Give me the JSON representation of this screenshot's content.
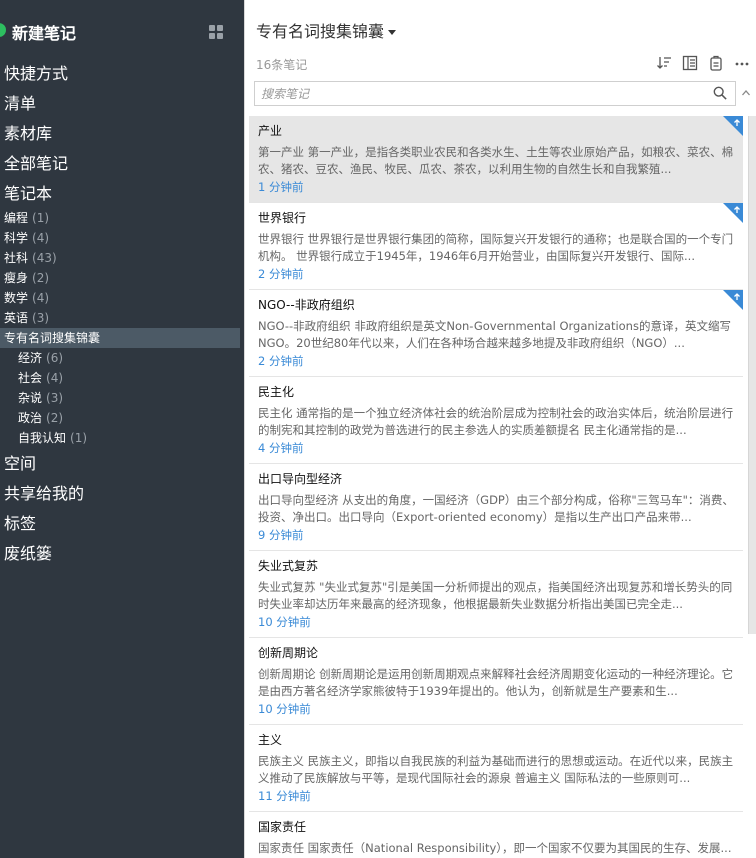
{
  "sidebar": {
    "new_note_label": "新建笔记",
    "nav_top": [
      "快捷方式",
      "清单",
      "素材库",
      "全部笔记",
      "笔记本"
    ],
    "notebooks": [
      {
        "label": "编程",
        "count": "(1)"
      },
      {
        "label": "科学",
        "count": "(4)"
      },
      {
        "label": "社科",
        "count": "(43)"
      },
      {
        "label": "瘦身",
        "count": "(2)"
      },
      {
        "label": "数学",
        "count": "(4)"
      },
      {
        "label": "英语",
        "count": "(3)"
      }
    ],
    "selected_notebook": {
      "label": "专有名词搜集锦囊"
    },
    "sub_notebooks": [
      {
        "label": "经济",
        "count": "(6)"
      },
      {
        "label": "社会",
        "count": "(4)"
      },
      {
        "label": "杂说",
        "count": "(3)"
      },
      {
        "label": "政治",
        "count": "(2)"
      },
      {
        "label": "自我认知",
        "count": "(1)"
      }
    ],
    "nav_bottom": [
      "空间",
      "共享给我的",
      "标签",
      "废纸篓"
    ]
  },
  "main": {
    "title": "专有名词搜集锦囊",
    "note_count": "16条笔记",
    "search_placeholder": "搜索笔记"
  },
  "notes": [
    {
      "title": "产业",
      "snippet": "第一产业 第一产业，是指各类职业农民和各类水生、土生等农业原始产品，如粮农、菜农、棉农、猪农、豆农、渔民、牧民、瓜农、茶农，以利用生物的自然生长和自我繁殖...",
      "time": "1 分钟前",
      "pinned": true,
      "selected": true
    },
    {
      "title": "世界银行",
      "snippet": "世界银行 世界银行是世界银行集团的简称，国际复兴开发银行的通称；也是联合国的一个专门机构。 世界银行成立于1945年，1946年6月开始营业，由国际复兴开发银行、国际...",
      "time": "2 分钟前",
      "pinned": true,
      "selected": false
    },
    {
      "title": "NGO--非政府组织",
      "snippet": "NGO--非政府组织 非政府组织是英文Non-Governmental Organizations的意译，英文缩写NGO。20世纪80年代以来，人们在各种场合越来越多地提及非政府组织（NGO）...",
      "time": "2 分钟前",
      "pinned": true,
      "selected": false
    },
    {
      "title": "民主化",
      "snippet": "民主化 通常指的是一个独立经济体社会的统治阶层成为控制社会的政治实体后，统治阶层进行的制宪和其控制的政党为普选进行的民主参选人的实质差额提名 民主化通常指的是...",
      "time": "4 分钟前",
      "pinned": false,
      "selected": false
    },
    {
      "title": "出口导向型经济",
      "snippet": "出口导向型经济 从支出的角度，一国经济（GDP）由三个部分构成，俗称\"三驾马车\"：消费、投资、净出口。出口导向（Export-oriented economy）是指以生产出口产品来带...",
      "time": "9 分钟前",
      "pinned": false,
      "selected": false
    },
    {
      "title": "失业式复苏",
      "snippet": "失业式复苏 \"失业式复苏\"引是美国一分析师提出的观点，指美国经济出现复苏和增长势头的同时失业率却达历年来最高的经济现象，他根据最新失业数据分析指出美国已完全走...",
      "time": "10 分钟前",
      "pinned": false,
      "selected": false
    },
    {
      "title": "创新周期论",
      "snippet": "创新周期论 创新周期论是运用创新周期观点来解释社会经济周期变化运动的一种经济理论。它是由西方著名经济学家熊彼特于1939年提出的。他认为，创新就是生产要素和生...",
      "time": "10 分钟前",
      "pinned": false,
      "selected": false
    },
    {
      "title": "主义",
      "snippet": "民族主义 民族主义，即指以自我民族的利益为基础而进行的思想或运动。在近代以来，民族主义推动了民族解放与平等，是现代国际社会的源泉 普遍主义 国际私法的一些原则可...",
      "time": "11 分钟前",
      "pinned": false,
      "selected": false
    },
    {
      "title": "国家责任",
      "snippet": "国家责任 国家责任（National Responsibility），即一个国家不仅要为其国民的生存、发展...",
      "time": "",
      "pinned": false,
      "selected": false
    }
  ]
}
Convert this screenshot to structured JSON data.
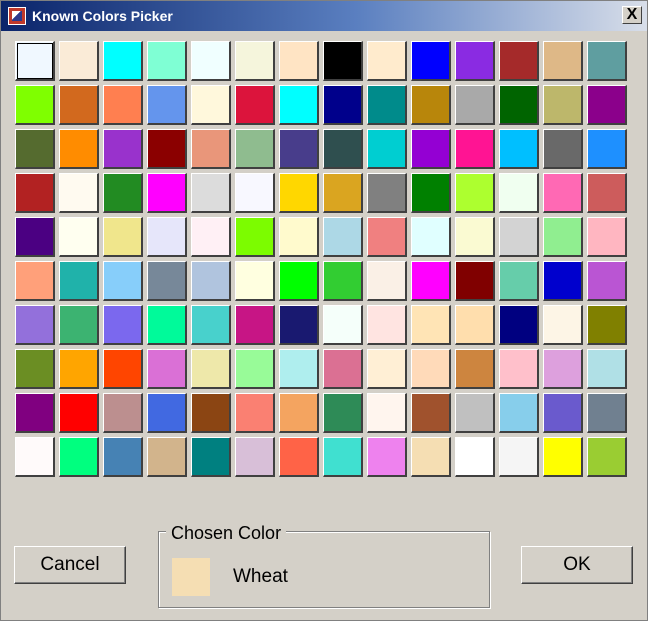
{
  "window": {
    "title": "Known Colors Picker",
    "close_label": "X",
    "icon": "app-icon"
  },
  "swatch_rows": [
    [
      "#F0F8FF",
      "#FAEBD7",
      "#00FFFF",
      "#7FFFD4",
      "#F0FFFF",
      "#F5F5DC",
      "#FFE4C4",
      "#000000",
      "#FFEBCD",
      "#0000FF",
      "#8A2BE2",
      "#A52A2A",
      "#DEB887",
      "#5F9EA0"
    ],
    [
      "#7FFF00",
      "#D2691E",
      "#FF7F50",
      "#6495ED",
      "#FFF8DC",
      "#DC143C",
      "#00FFFF",
      "#00008B",
      "#008B8B",
      "#B8860B",
      "#A9A9A9",
      "#006400",
      "#BDB76B",
      "#8B008B"
    ],
    [
      "#556B2F",
      "#FF8C00",
      "#9932CC",
      "#8B0000",
      "#E9967A",
      "#8FBC8F",
      "#483D8B",
      "#2F4F4F",
      "#00CED1",
      "#9400D3",
      "#FF1493",
      "#00BFFF",
      "#696969",
      "#1E90FF"
    ],
    [
      "#B22222",
      "#FFFAF0",
      "#228B22",
      "#FF00FF",
      "#DCDCDC",
      "#F8F8FF",
      "#FFD700",
      "#DAA520",
      "#808080",
      "#008000",
      "#ADFF2F",
      "#F0FFF0",
      "#FF69B4",
      "#CD5C5C"
    ],
    [
      "#4B0082",
      "#FFFFF0",
      "#F0E68C",
      "#E6E6FA",
      "#FFF0F5",
      "#7CFC00",
      "#FFFACD",
      "#ADD8E6",
      "#F08080",
      "#E0FFFF",
      "#FAFAD2",
      "#D3D3D3",
      "#90EE90",
      "#FFB6C1"
    ],
    [
      "#FFA07A",
      "#20B2AA",
      "#87CEFA",
      "#778899",
      "#B0C4DE",
      "#FFFFE0",
      "#00FF00",
      "#32CD32",
      "#FAF0E6",
      "#FF00FF",
      "#800000",
      "#66CDAA",
      "#0000CD",
      "#BA55D3"
    ],
    [
      "#9370DB",
      "#3CB371",
      "#7B68EE",
      "#00FA9A",
      "#48D1CC",
      "#C71585",
      "#191970",
      "#F5FFFA",
      "#FFE4E1",
      "#FFE4B5",
      "#FFDEAD",
      "#000080",
      "#FDF5E6",
      "#808000"
    ],
    [
      "#6B8E23",
      "#FFA500",
      "#FF4500",
      "#DA70D6",
      "#EEE8AA",
      "#98FB98",
      "#AFEEEE",
      "#DB7093",
      "#FFEFD5",
      "#FFDAB9",
      "#CD853F",
      "#FFC0CB",
      "#DDA0DD",
      "#B0E0E6"
    ],
    [
      "#800080",
      "#FF0000",
      "#BC8F8F",
      "#4169E1",
      "#8B4513",
      "#FA8072",
      "#F4A460",
      "#2E8B57",
      "#FFF5EE",
      "#A0522D",
      "#C0C0C0",
      "#87CEEB",
      "#6A5ACD",
      "#708090"
    ],
    [
      "#FFFAFA",
      "#00FF7F",
      "#4682B4",
      "#D2B48C",
      "#008080",
      "#D8BFD8",
      "#FF6347",
      "#40E0D0",
      "#EE82EE",
      "#F5DEB3",
      "#FFFFFF",
      "#F5F5F5",
      "#FFFF00",
      "#9ACD32"
    ]
  ],
  "selected_swatch": {
    "row": 0,
    "col": 0
  },
  "buttons": {
    "cancel": "Cancel",
    "ok": "OK"
  },
  "chosen": {
    "legend": "Chosen Color",
    "name": "Wheat",
    "color": "#F5DEB3"
  }
}
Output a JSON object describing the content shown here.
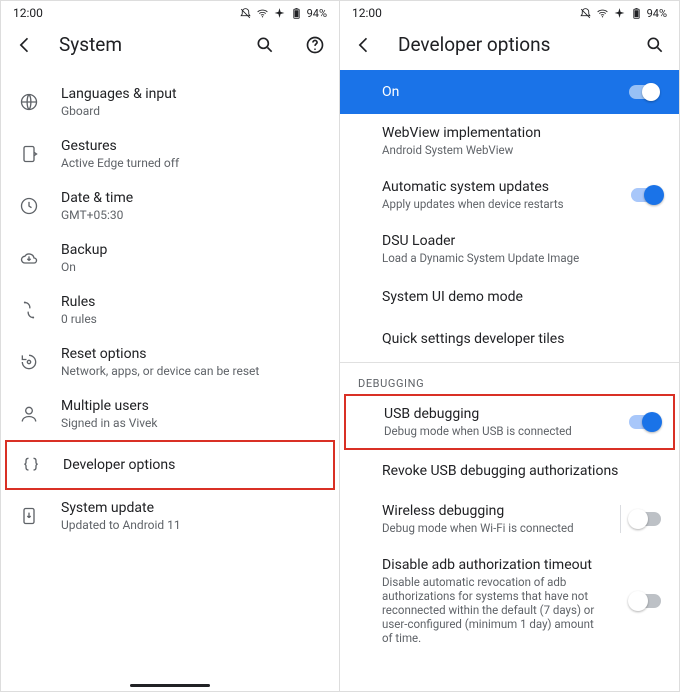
{
  "status": {
    "time": "12:00",
    "battery_pct": "94%"
  },
  "left": {
    "title": "System",
    "items": [
      {
        "icon": "globe-icon",
        "title": "Languages & input",
        "sub": "Gboard"
      },
      {
        "icon": "gestures-icon",
        "title": "Gestures",
        "sub": "Active Edge turned off"
      },
      {
        "icon": "clock-icon",
        "title": "Date & time",
        "sub": "GMT+05:30"
      },
      {
        "icon": "cloud-icon",
        "title": "Backup",
        "sub": "On"
      },
      {
        "icon": "rules-icon",
        "title": "Rules",
        "sub": "0 rules"
      },
      {
        "icon": "reset-icon",
        "title": "Reset options",
        "sub": "Network, apps, or device can be reset"
      },
      {
        "icon": "person-icon",
        "title": "Multiple users",
        "sub": "Signed in as Vivek"
      },
      {
        "icon": "braces-icon",
        "title": "Developer options",
        "sub": ""
      },
      {
        "icon": "update-icon",
        "title": "System update",
        "sub": "Updated to Android 11"
      }
    ]
  },
  "right": {
    "title": "Developer options",
    "master_label": "On",
    "items": [
      {
        "title": "WebView implementation",
        "sub": "Android System WebView",
        "switch": null
      },
      {
        "title": "Automatic system updates",
        "sub": "Apply updates when device restarts",
        "switch": "on"
      },
      {
        "title": "DSU Loader",
        "sub": "Load a Dynamic System Update Image",
        "switch": null
      },
      {
        "title": "System UI demo mode",
        "sub": "",
        "switch": null
      },
      {
        "title": "Quick settings developer tiles",
        "sub": "",
        "switch": null
      }
    ],
    "section_label": "DEBUGGING",
    "debug_items": [
      {
        "title": "USB debugging",
        "sub": "Debug mode when USB is connected",
        "switch": "on"
      },
      {
        "title": "Revoke USB debugging authorizations",
        "sub": "",
        "switch": null
      },
      {
        "title": "Wireless debugging",
        "sub": "Debug mode when Wi-Fi is connected",
        "switch": "off",
        "divider": true
      },
      {
        "title": "Disable adb authorization timeout",
        "sub": "Disable automatic revocation of adb authorizations for systems that have not reconnected within the default (7 days) or user-configured (minimum 1 day) amount of time.",
        "switch": "off"
      }
    ]
  }
}
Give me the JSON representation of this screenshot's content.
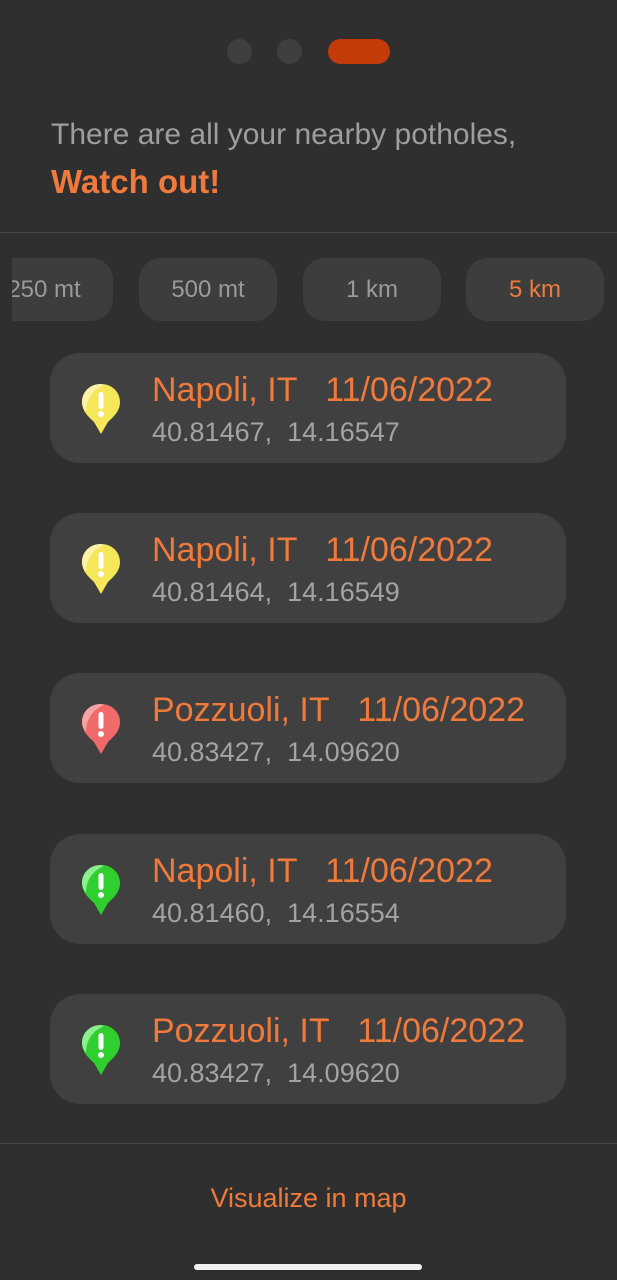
{
  "header": {
    "intro": "There are all your nearby potholes,",
    "warning": "Watch out!"
  },
  "pager": {
    "page_count": 3,
    "active_page": 3,
    "active_color": "#c43b0a"
  },
  "filters": {
    "options": [
      "250 mt",
      "500 mt",
      "1 km",
      "5 km"
    ],
    "selected": "5 km"
  },
  "potholes": [
    {
      "place": "Napoli, IT",
      "date": "11/06/2022",
      "lat": "40.81467,",
      "lon": "14.16547",
      "severity_icon": "warning-pin-yellow-icon",
      "color": "#f5e65a"
    },
    {
      "place": "Napoli, IT",
      "date": "11/06/2022",
      "lat": "40.81464,",
      "lon": "14.16549",
      "severity_icon": "warning-pin-yellow-icon",
      "color": "#f5e65a"
    },
    {
      "place": "Pozzuoli, IT",
      "date": "11/06/2022",
      "lat": "40.83427,",
      "lon": "14.09620",
      "severity_icon": "warning-pin-red-icon",
      "color": "#f06a6a"
    },
    {
      "place": "Napoli, IT",
      "date": "11/06/2022",
      "lat": "40.81460,",
      "lon": "14.16554",
      "severity_icon": "warning-pin-green-icon",
      "color": "#3ed63e"
    },
    {
      "place": "Pozzuoli, IT",
      "date": "11/06/2022",
      "lat": "40.83427,",
      "lon": "14.09620",
      "severity_icon": "warning-pin-green-icon",
      "color": "#3ed63e"
    }
  ],
  "actions": {
    "map_label": "Visualize in map"
  },
  "colors": {
    "accent": "#f07a3c",
    "background": "#2f2f2f",
    "card": "#404040"
  }
}
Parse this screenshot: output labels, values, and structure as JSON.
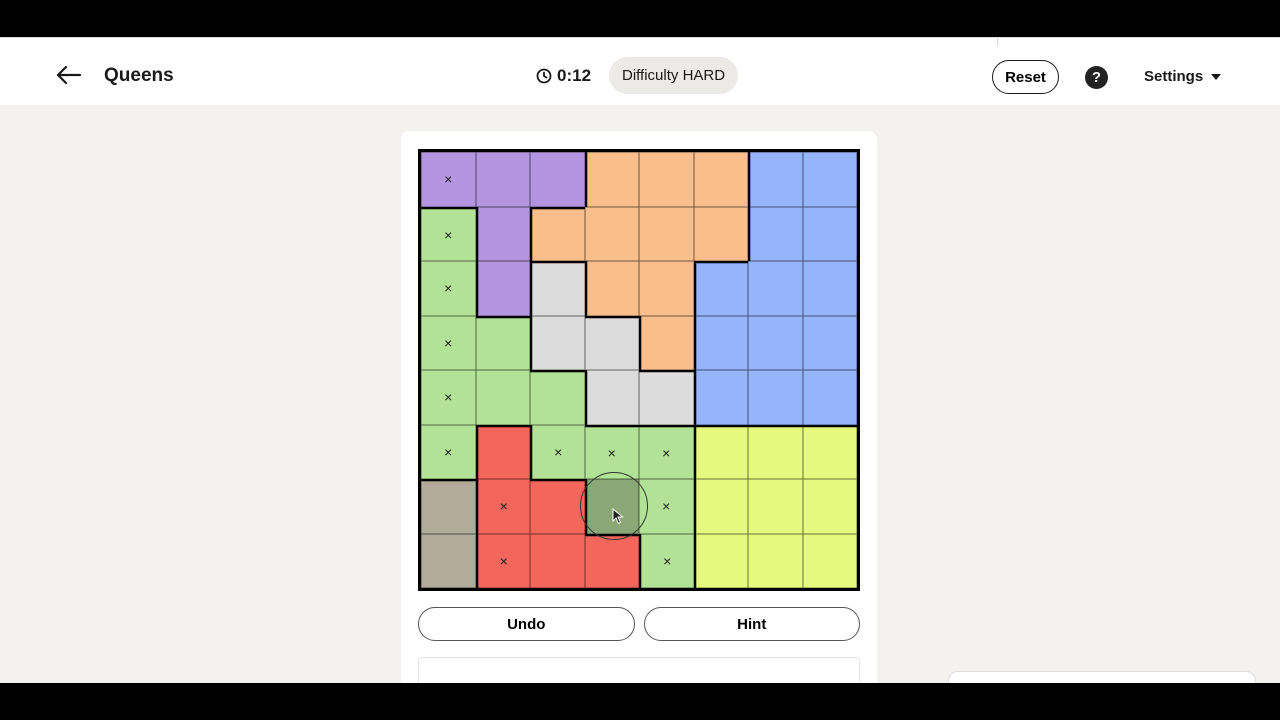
{
  "header": {
    "title": "Queens",
    "timer": "0:12",
    "difficulty": "Difficulty HARD",
    "reset_label": "Reset",
    "help_label": "?",
    "settings_label": "Settings"
  },
  "controls": {
    "undo_label": "Undo",
    "hint_label": "Hint"
  },
  "board": {
    "size": 8,
    "colors": {
      "purple": "#b394de",
      "orange": "#f9be8b",
      "blue": "#95b4fa",
      "green": "#b2e296",
      "gray": "#dcdcdc",
      "red": "#f2665b",
      "yellow": "#e4f97e",
      "taupe": "#b3ab9a"
    },
    "regions": [
      [
        "purple",
        "purple",
        "purple",
        "orange",
        "orange",
        "orange",
        "blue",
        "blue"
      ],
      [
        "green",
        "purple",
        "orange",
        "orange",
        "orange",
        "orange",
        "blue",
        "blue"
      ],
      [
        "green",
        "purple",
        "gray",
        "orange",
        "orange",
        "blue",
        "blue",
        "blue"
      ],
      [
        "green",
        "green",
        "gray",
        "gray",
        "orange",
        "blue",
        "blue",
        "blue"
      ],
      [
        "green",
        "green",
        "green",
        "gray",
        "gray",
        "blue",
        "blue",
        "blue"
      ],
      [
        "green",
        "red",
        "green",
        "green",
        "green",
        "yellow",
        "yellow",
        "yellow"
      ],
      [
        "taupe",
        "red",
        "red",
        "green",
        "green",
        "yellow",
        "yellow",
        "yellow"
      ],
      [
        "taupe",
        "red",
        "red",
        "red",
        "green",
        "yellow",
        "yellow",
        "yellow"
      ]
    ],
    "marks": [
      [
        "×",
        "",
        "",
        "",
        "",
        "",
        "",
        ""
      ],
      [
        "×",
        "",
        "",
        "",
        "",
        "",
        "",
        ""
      ],
      [
        "×",
        "",
        "",
        "",
        "",
        "",
        "",
        ""
      ],
      [
        "×",
        "",
        "",
        "",
        "",
        "",
        "",
        ""
      ],
      [
        "×",
        "",
        "",
        "",
        "",
        "",
        "",
        ""
      ],
      [
        "×",
        "",
        "×",
        "×",
        "×",
        "",
        "",
        ""
      ],
      [
        "",
        "×",
        "",
        "",
        "×",
        "",
        "",
        ""
      ],
      [
        "",
        "×",
        "",
        "",
        "×",
        "",
        "",
        ""
      ]
    ],
    "hover_cell": [
      6,
      3
    ]
  }
}
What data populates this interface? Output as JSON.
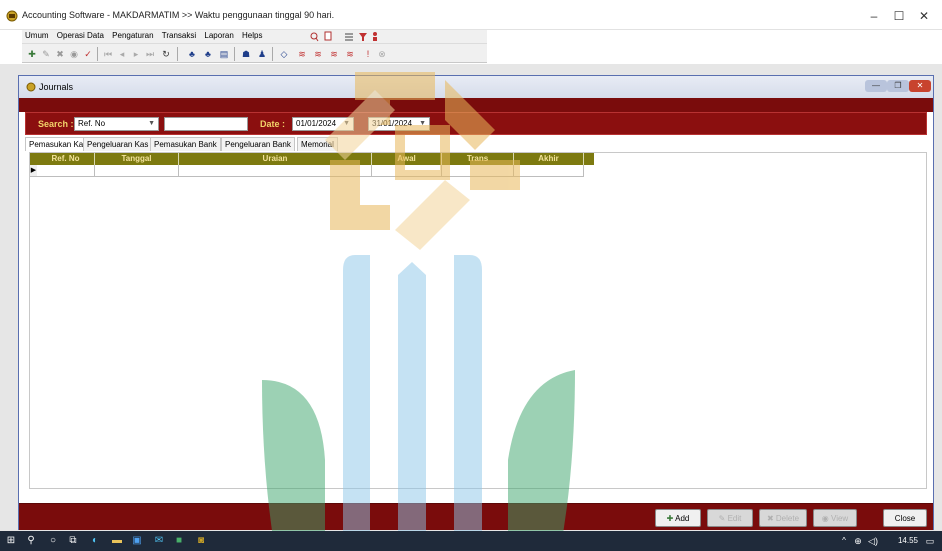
{
  "window": {
    "title": "Accounting Software - MAKDARMATIM >> Waktu penggunaan tinggal 90 hari.",
    "controls": {
      "minimize": "–",
      "maximize": "☐",
      "close": "✕"
    }
  },
  "menu": {
    "items": [
      "Umum",
      "Operasi Data",
      "Pengaturan",
      "Transaksi",
      "Laporan",
      "Helps"
    ]
  },
  "journals": {
    "title": "Journals",
    "search_label": "Search :",
    "search_field": "Ref. No",
    "search_value": "",
    "date_label": "Date :",
    "date_from": "01/01/2024",
    "date_to": "31/01/2024",
    "tabs": [
      "Pemasukan Kas",
      "Pengeluaran Kas",
      "Pemasukan Bank",
      "Pengeluaran Bank",
      "Memorial"
    ],
    "columns": [
      "Ref. No",
      "Tanggal",
      "Uraian",
      "Awal",
      "Trans",
      "Akhir"
    ],
    "buttons": {
      "add": "Add",
      "edit": "Edit",
      "delete": "Delete",
      "view": "View",
      "close": "Close"
    }
  },
  "taskbar": {
    "time": "14.55"
  },
  "colors": {
    "maroon": "#7a0c0c",
    "grid_header": "#7d7a10",
    "label_yellow": "#f2d36a"
  }
}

EXERCISE INSTRUCTIONS
Write out every line of the listing that holds the word "this".

THE SOLUTION
Give me the JSON representation of this screenshot's content.
Convert this screenshot to structured JSON data.
Give me the JSON representation of this screenshot's content.
Parse this screenshot: output labels, values, and structure as JSON.
What data populates this interface? Output as JSON.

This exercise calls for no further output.